> [Material for this task]:
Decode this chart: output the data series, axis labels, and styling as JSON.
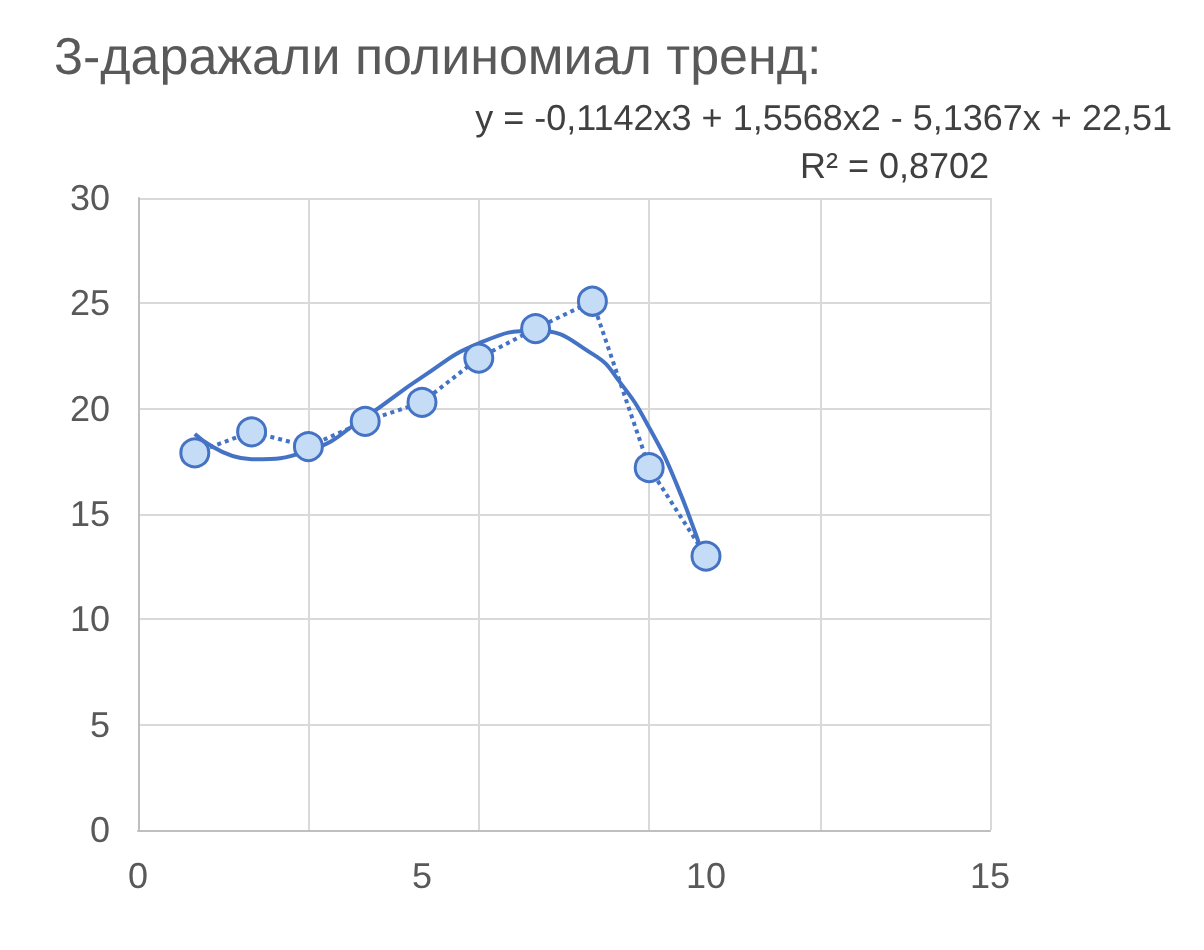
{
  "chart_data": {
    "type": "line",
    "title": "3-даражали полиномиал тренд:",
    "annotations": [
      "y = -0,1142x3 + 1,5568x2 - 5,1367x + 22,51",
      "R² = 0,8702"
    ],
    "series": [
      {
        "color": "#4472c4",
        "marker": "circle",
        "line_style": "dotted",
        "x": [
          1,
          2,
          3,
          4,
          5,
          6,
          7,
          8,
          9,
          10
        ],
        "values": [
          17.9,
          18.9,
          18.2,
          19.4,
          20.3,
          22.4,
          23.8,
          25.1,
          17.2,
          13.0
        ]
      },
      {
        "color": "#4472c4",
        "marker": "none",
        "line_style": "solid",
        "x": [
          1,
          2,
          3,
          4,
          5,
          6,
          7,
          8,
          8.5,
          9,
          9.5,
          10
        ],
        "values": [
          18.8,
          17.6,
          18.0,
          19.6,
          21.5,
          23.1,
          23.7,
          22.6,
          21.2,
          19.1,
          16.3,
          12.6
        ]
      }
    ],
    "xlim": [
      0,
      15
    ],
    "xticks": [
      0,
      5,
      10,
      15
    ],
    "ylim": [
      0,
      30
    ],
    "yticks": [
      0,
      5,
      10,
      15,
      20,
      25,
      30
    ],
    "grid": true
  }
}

> [What the task requires]:
From the listing above, return each line with the word "series".

> [Task answer]:
Decode this chart: output the data series, axis labels, and styling as JSON.
    "series": [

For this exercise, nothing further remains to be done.